▶ **Data shown**:

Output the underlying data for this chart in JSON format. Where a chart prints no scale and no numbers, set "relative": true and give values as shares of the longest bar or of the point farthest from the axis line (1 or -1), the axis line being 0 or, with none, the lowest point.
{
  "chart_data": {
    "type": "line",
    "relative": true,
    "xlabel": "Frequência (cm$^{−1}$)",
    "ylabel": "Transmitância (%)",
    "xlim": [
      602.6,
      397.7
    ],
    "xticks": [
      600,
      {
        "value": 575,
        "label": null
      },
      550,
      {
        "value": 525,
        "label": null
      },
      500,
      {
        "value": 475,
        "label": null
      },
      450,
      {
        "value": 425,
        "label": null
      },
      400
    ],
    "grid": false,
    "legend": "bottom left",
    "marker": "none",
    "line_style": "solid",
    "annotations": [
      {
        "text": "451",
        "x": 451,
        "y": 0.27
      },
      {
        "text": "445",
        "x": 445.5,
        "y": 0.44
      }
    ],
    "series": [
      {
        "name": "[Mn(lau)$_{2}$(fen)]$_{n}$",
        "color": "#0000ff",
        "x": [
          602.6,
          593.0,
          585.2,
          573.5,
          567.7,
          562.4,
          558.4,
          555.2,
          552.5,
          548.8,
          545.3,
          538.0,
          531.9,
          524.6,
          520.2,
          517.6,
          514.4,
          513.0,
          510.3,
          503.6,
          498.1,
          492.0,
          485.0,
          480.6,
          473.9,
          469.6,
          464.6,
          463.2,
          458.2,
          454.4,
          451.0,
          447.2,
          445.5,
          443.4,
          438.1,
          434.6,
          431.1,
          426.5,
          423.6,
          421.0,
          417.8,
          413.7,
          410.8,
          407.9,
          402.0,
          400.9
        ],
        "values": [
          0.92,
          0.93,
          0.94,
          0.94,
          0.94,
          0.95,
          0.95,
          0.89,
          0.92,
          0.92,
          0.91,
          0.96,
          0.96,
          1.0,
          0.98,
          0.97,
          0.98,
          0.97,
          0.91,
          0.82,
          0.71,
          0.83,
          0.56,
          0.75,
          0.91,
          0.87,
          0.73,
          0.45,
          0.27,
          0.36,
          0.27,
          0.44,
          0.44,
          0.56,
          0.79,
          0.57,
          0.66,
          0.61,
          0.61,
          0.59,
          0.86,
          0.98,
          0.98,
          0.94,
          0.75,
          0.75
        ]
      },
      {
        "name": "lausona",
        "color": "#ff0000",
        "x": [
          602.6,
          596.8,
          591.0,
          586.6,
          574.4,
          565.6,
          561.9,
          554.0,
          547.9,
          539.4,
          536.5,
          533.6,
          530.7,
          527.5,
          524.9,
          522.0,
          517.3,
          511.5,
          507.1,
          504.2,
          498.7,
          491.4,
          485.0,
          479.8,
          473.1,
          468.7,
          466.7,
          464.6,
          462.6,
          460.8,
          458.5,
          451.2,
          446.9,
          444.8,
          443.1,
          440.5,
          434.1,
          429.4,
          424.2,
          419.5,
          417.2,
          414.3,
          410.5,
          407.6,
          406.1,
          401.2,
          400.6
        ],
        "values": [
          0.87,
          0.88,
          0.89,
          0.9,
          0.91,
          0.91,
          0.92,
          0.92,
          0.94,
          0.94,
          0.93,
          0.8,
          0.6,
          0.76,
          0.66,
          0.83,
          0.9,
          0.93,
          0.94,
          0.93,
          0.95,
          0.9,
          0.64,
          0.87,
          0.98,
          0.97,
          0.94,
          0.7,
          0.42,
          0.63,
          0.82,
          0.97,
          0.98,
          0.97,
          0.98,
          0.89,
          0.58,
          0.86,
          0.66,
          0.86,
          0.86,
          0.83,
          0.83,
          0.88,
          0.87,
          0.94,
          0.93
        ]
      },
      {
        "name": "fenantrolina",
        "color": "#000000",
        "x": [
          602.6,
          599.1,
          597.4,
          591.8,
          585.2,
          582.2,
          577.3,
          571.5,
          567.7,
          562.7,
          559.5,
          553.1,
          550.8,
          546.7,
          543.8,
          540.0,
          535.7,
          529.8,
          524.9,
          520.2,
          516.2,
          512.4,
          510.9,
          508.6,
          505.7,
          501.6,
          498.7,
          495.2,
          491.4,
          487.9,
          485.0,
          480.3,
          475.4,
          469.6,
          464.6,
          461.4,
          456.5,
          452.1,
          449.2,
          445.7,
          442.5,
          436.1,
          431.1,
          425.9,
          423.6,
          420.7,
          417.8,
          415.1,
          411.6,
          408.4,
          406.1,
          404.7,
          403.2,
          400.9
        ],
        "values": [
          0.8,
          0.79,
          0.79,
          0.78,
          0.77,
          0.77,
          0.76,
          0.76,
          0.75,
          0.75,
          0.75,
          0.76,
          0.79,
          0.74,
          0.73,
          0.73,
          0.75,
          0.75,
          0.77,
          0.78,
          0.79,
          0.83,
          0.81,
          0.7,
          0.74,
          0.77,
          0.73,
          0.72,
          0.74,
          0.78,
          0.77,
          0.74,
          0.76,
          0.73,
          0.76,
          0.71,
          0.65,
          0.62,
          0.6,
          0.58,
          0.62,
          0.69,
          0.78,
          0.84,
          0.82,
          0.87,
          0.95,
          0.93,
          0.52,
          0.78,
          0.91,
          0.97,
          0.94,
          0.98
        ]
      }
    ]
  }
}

▶ **Stated problem**: In the records above, collect each line with "color".

▶ **Full solution**:
        "color": "#0000ff",
        "color": "#ff0000",
        "color": "#000000",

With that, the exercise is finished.